**Record extracts:**
- - - -
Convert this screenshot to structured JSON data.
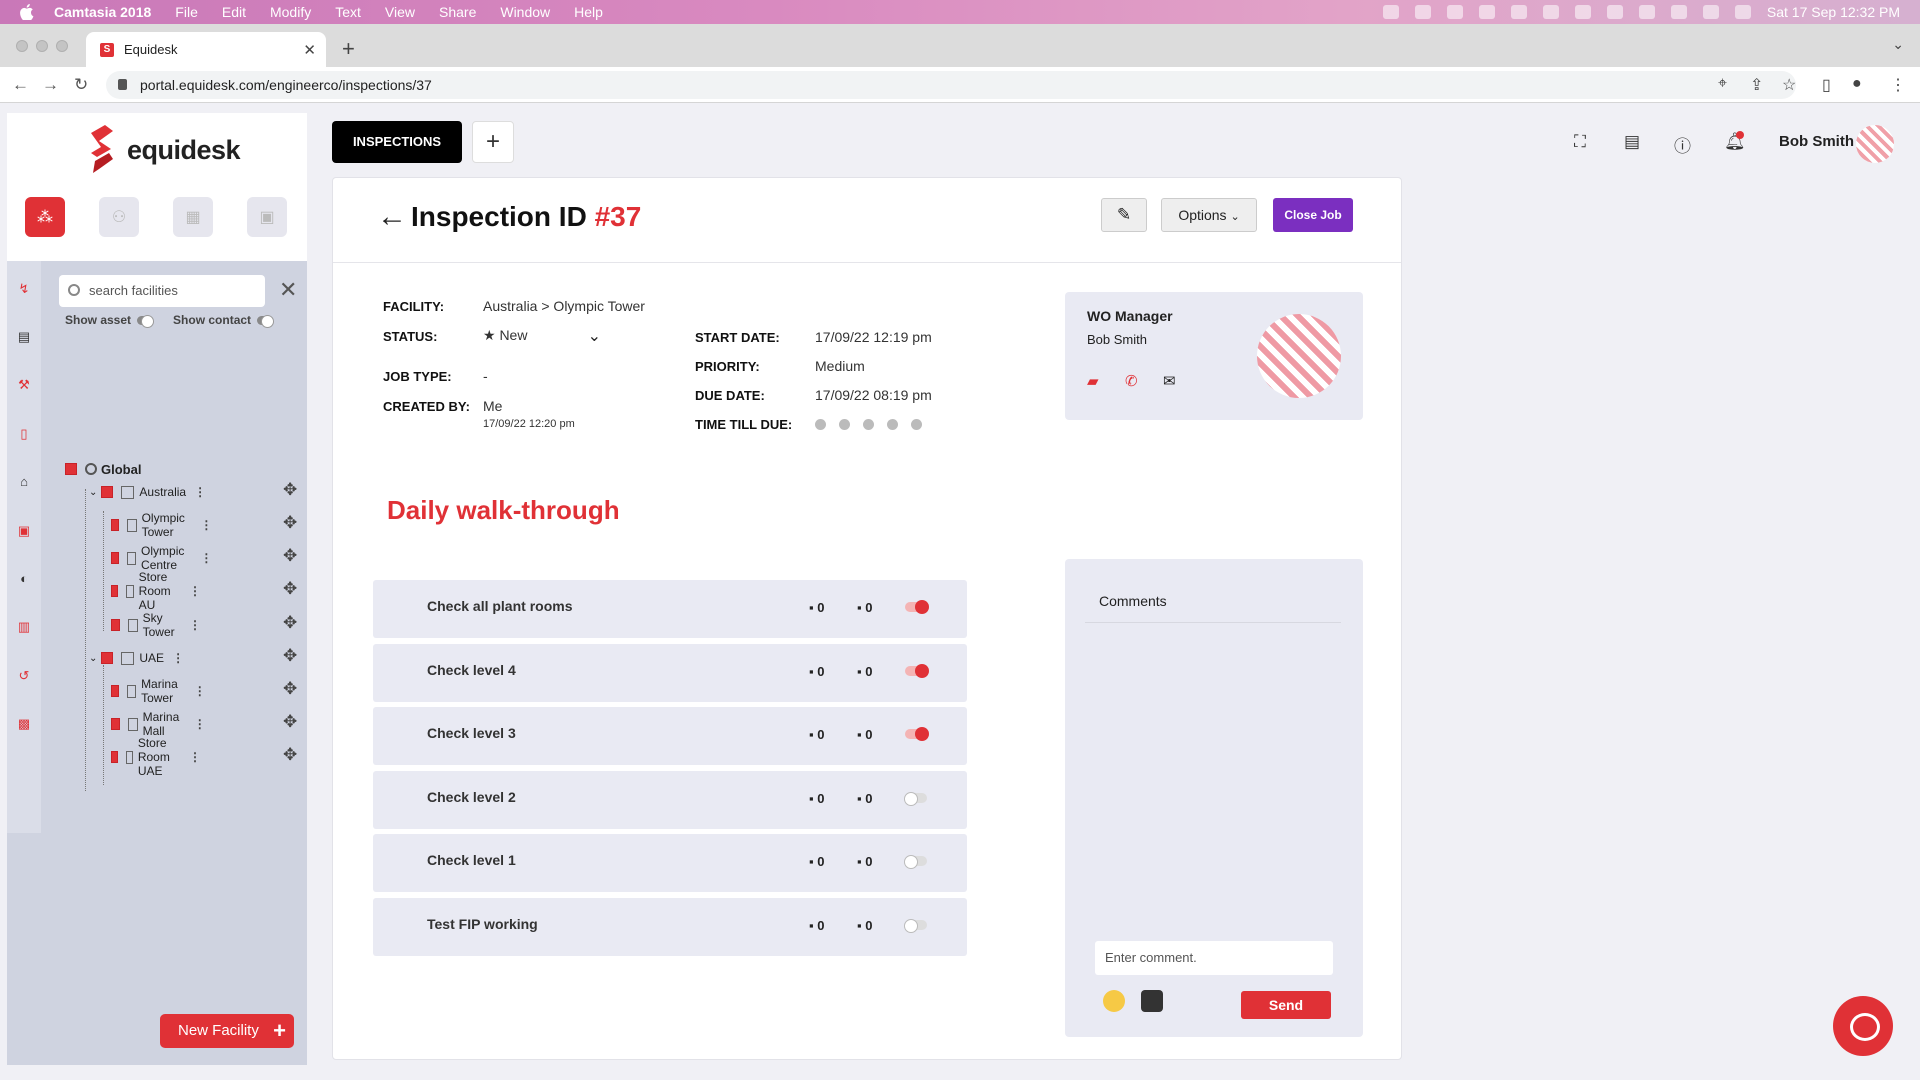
{
  "menubar": {
    "app": "Camtasia 2018",
    "menus": [
      "File",
      "Edit",
      "Modify",
      "Text",
      "View",
      "Share",
      "Window",
      "Help"
    ],
    "clock": "Sat 17 Sep  12:32 PM"
  },
  "browser": {
    "tab_title": "Equidesk",
    "url": "portal.equidesk.com/engineerco/inspections/37"
  },
  "brand": {
    "name": "equidesk"
  },
  "sidebar": {
    "search_placeholder": "search facilities",
    "show_asset": "Show asset",
    "show_contact": "Show contact",
    "tree": [
      "Global",
      "Australia",
      "Olympic Tower",
      "Olympic Centre",
      "Store Room AU",
      "Sky Tower",
      "UAE",
      "Marina Tower",
      "Marina Mall",
      "Store Room UAE"
    ],
    "new_facility": "New Facility"
  },
  "topbar": {
    "inspections": "INSPECTIONS",
    "user": "Bob Smith"
  },
  "header": {
    "title_prefix": "Inspection ID",
    "title_id": "#37",
    "options": "Options",
    "close_job": "Close Job"
  },
  "details": {
    "facility_label": "FACILITY:",
    "facility": "Australia > Olympic Tower",
    "status_label": "STATUS:",
    "status": "★ New",
    "job_type_label": "JOB TYPE:",
    "job_type": "-",
    "created_by_label": "CREATED BY:",
    "created_by": "Me",
    "created_at": "17/09/22 12:20 pm",
    "start_date_label": "START DATE:",
    "start_date": "17/09/22 12:19 pm",
    "priority_label": "PRIORITY:",
    "priority": "Medium",
    "due_date_label": "DUE DATE:",
    "due_date": "17/09/22 08:19 pm",
    "time_till_due_label": "TIME TILL DUE:"
  },
  "manager": {
    "title": "WO Manager",
    "name": "Bob Smith"
  },
  "section_title": "Daily walk-through",
  "tasks": [
    {
      "name": "Check all plant rooms",
      "comments": "0",
      "photos": "0",
      "done": true
    },
    {
      "name": "Check level 4",
      "comments": "0",
      "photos": "0",
      "done": true
    },
    {
      "name": "Check level 3",
      "comments": "0",
      "photos": "0",
      "done": true
    },
    {
      "name": "Check level 2",
      "comments": "0",
      "photos": "0",
      "done": false
    },
    {
      "name": "Check level 1",
      "comments": "0",
      "photos": "0",
      "done": false
    },
    {
      "name": "Test FIP working",
      "comments": "0",
      "photos": "0",
      "done": false
    }
  ],
  "comments": {
    "title": "Comments",
    "placeholder": "Enter comment.",
    "send": "Send"
  },
  "colors": {
    "accent": "#e03136",
    "close_job": "#7b2fc0"
  }
}
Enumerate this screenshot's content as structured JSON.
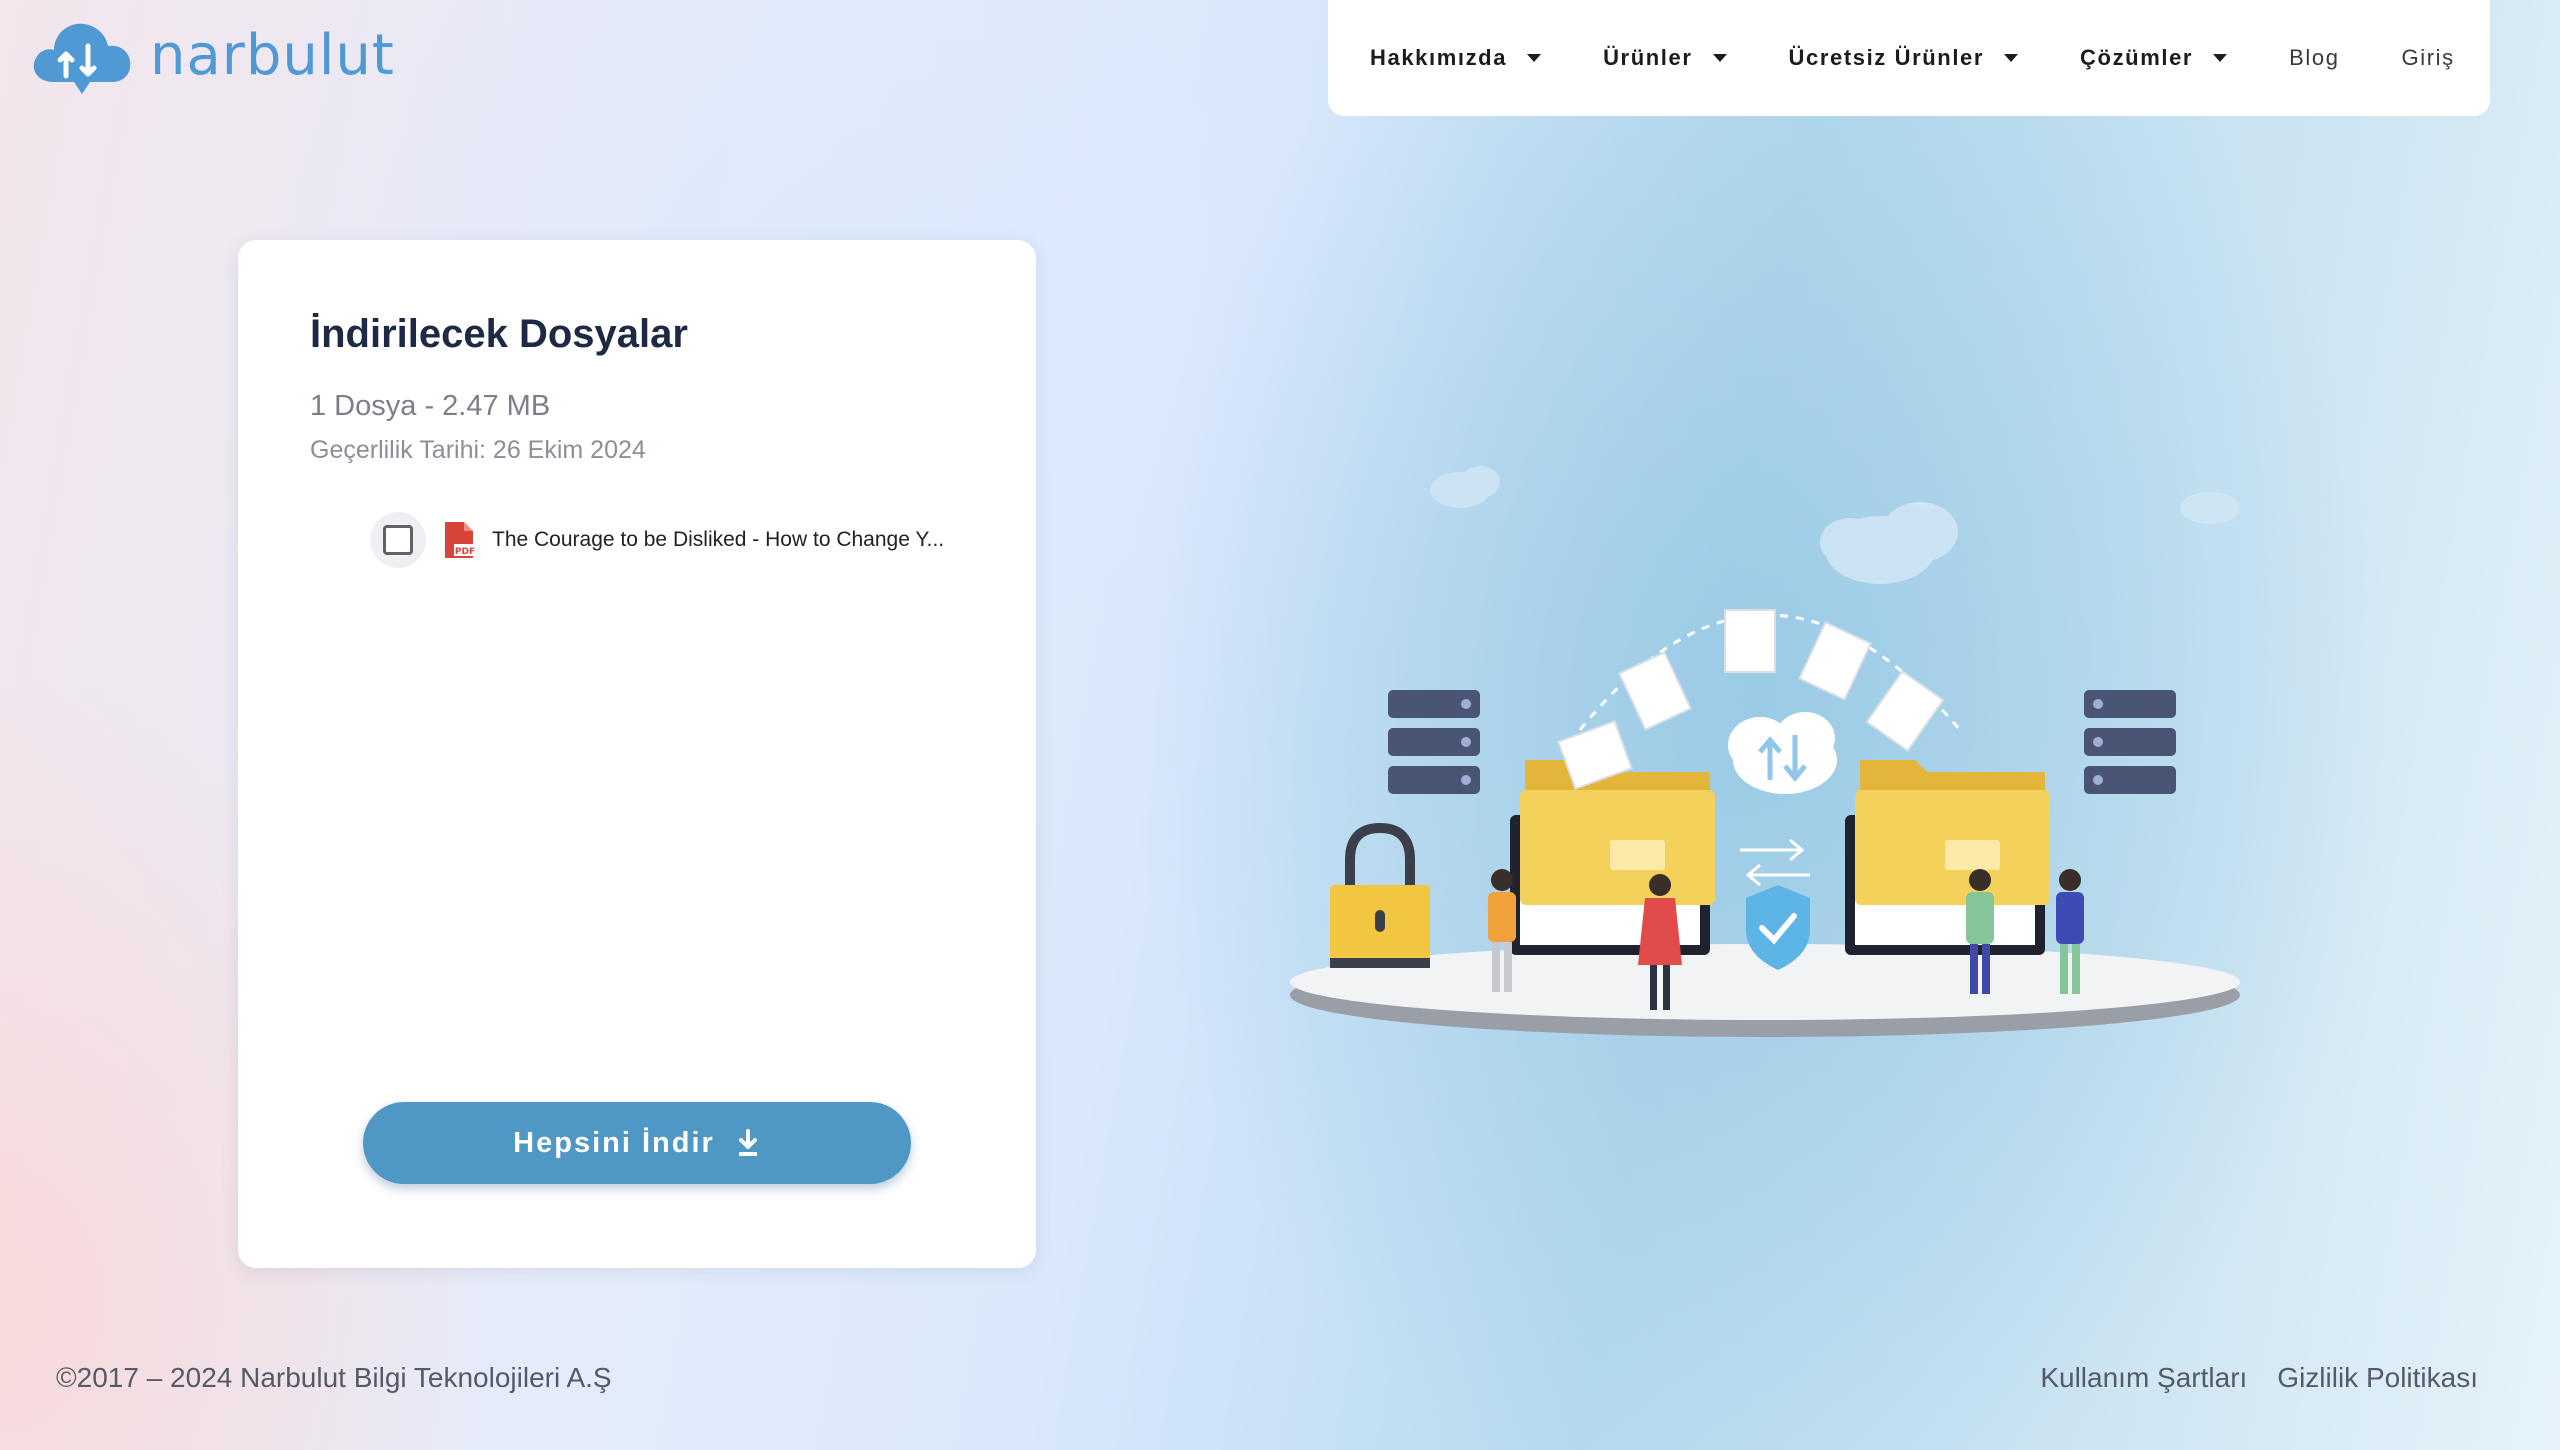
{
  "brand": {
    "name": "narbulut",
    "color": "#4f9ad4"
  },
  "nav": {
    "items": [
      {
        "label": "Hakkımızda",
        "dropdown": true
      },
      {
        "label": "Ürünler",
        "dropdown": true
      },
      {
        "label": "Ücretsiz Ürünler",
        "dropdown": true
      },
      {
        "label": "Çözümler",
        "dropdown": true
      },
      {
        "label": "Blog",
        "dropdown": false
      },
      {
        "label": "Giriş",
        "dropdown": false
      }
    ]
  },
  "card": {
    "title": "İndirilecek Dosyalar",
    "info": "1 Dosya - 2.47 MB",
    "expiry": "Geçerlilik Tarihi: 26 Ekim 2024",
    "files": [
      {
        "name": "The Courage to be Disliked - How to Change Y...",
        "icon": "pdf-icon",
        "checked": false
      }
    ],
    "download_all_label": "Hepsini İndir",
    "button_color": "#4f97c4"
  },
  "footer": {
    "copyright": "©2017 – 2024 Narbulut Bilgi Teknolojileri A.Ş",
    "links": [
      "Kullanım Şartları",
      "Gizlilik Politikası"
    ]
  }
}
- - - -
Each record above should be copied character for character, with pictures dropped.

**Task solution:**
Convert this screenshot to structured JSON data.
{
  "menubar": {
    "app": "Camtasia 2018",
    "menus": [
      "File",
      "Edit",
      "Modify",
      "Text",
      "View",
      "Share",
      "Window",
      "Help"
    ],
    "clock": "Sat 17 Sep  12:32 PM"
  },
  "browser": {
    "tab_title": "Equidesk",
    "url": "portal.equidesk.com/engineerco/inspections/37"
  },
  "brand": {
    "name": "equidesk"
  },
  "sidebar": {
    "search_placeholder": "search facilities",
    "show_asset": "Show asset",
    "show_contact": "Show contact",
    "tree": [
      "Global",
      "Australia",
      "Olympic Tower",
      "Olympic Centre",
      "Store Room AU",
      "Sky Tower",
      "UAE",
      "Marina Tower",
      "Marina Mall",
      "Store Room UAE"
    ],
    "new_facility": "New Facility"
  },
  "topbar": {
    "inspections": "INSPECTIONS",
    "user": "Bob Smith"
  },
  "header": {
    "title_prefix": "Inspection ID",
    "title_id": "#37",
    "options": "Options",
    "close_job": "Close Job"
  },
  "details": {
    "facility_label": "FACILITY:",
    "facility": "Australia > Olympic Tower",
    "status_label": "STATUS:",
    "status": "★ New",
    "job_type_label": "JOB TYPE:",
    "job_type": "-",
    "created_by_label": "CREATED BY:",
    "created_by": "Me",
    "created_at": "17/09/22 12:20 pm",
    "start_date_label": "START DATE:",
    "start_date": "17/09/22 12:19 pm",
    "priority_label": "PRIORITY:",
    "priority": "Medium",
    "due_date_label": "DUE DATE:",
    "due_date": "17/09/22 08:19 pm",
    "time_till_due_label": "TIME TILL DUE:"
  },
  "manager": {
    "title": "WO Manager",
    "name": "Bob Smith"
  },
  "section_title": "Daily walk-through",
  "tasks": [
    {
      "name": "Check all plant rooms",
      "comments": "0",
      "photos": "0",
      "done": true
    },
    {
      "name": "Check level 4",
      "comments": "0",
      "photos": "0",
      "done": true
    },
    {
      "name": "Check level 3",
      "comments": "0",
      "photos": "0",
      "done": true
    },
    {
      "name": "Check level 2",
      "comments": "0",
      "photos": "0",
      "done": false
    },
    {
      "name": "Check level 1",
      "comments": "0",
      "photos": "0",
      "done": false
    },
    {
      "name": "Test FIP working",
      "comments": "0",
      "photos": "0",
      "done": false
    }
  ],
  "comments": {
    "title": "Comments",
    "placeholder": "Enter comment.",
    "send": "Send"
  },
  "colors": {
    "accent": "#e03136",
    "close_job": "#7b2fc0"
  }
}
Enumerate this screenshot's content as structured JSON.
{
  "brand": {
    "name": "narbulut",
    "color": "#4f9ad4"
  },
  "nav": {
    "items": [
      {
        "label": "Hakkımızda",
        "dropdown": true
      },
      {
        "label": "Ürünler",
        "dropdown": true
      },
      {
        "label": "Ücretsiz Ürünler",
        "dropdown": true
      },
      {
        "label": "Çözümler",
        "dropdown": true
      },
      {
        "label": "Blog",
        "dropdown": false
      },
      {
        "label": "Giriş",
        "dropdown": false
      }
    ]
  },
  "card": {
    "title": "İndirilecek Dosyalar",
    "info": "1 Dosya - 2.47 MB",
    "expiry": "Geçerlilik Tarihi: 26 Ekim 2024",
    "files": [
      {
        "name": "The Courage to be Disliked - How to Change Y...",
        "icon": "pdf-icon",
        "checked": false
      }
    ],
    "download_all_label": "Hepsini İndir",
    "button_color": "#4f97c4"
  },
  "footer": {
    "copyright": "©2017 – 2024 Narbulut Bilgi Teknolojileri A.Ş",
    "links": [
      "Kullanım Şartları",
      "Gizlilik Politikası"
    ]
  }
}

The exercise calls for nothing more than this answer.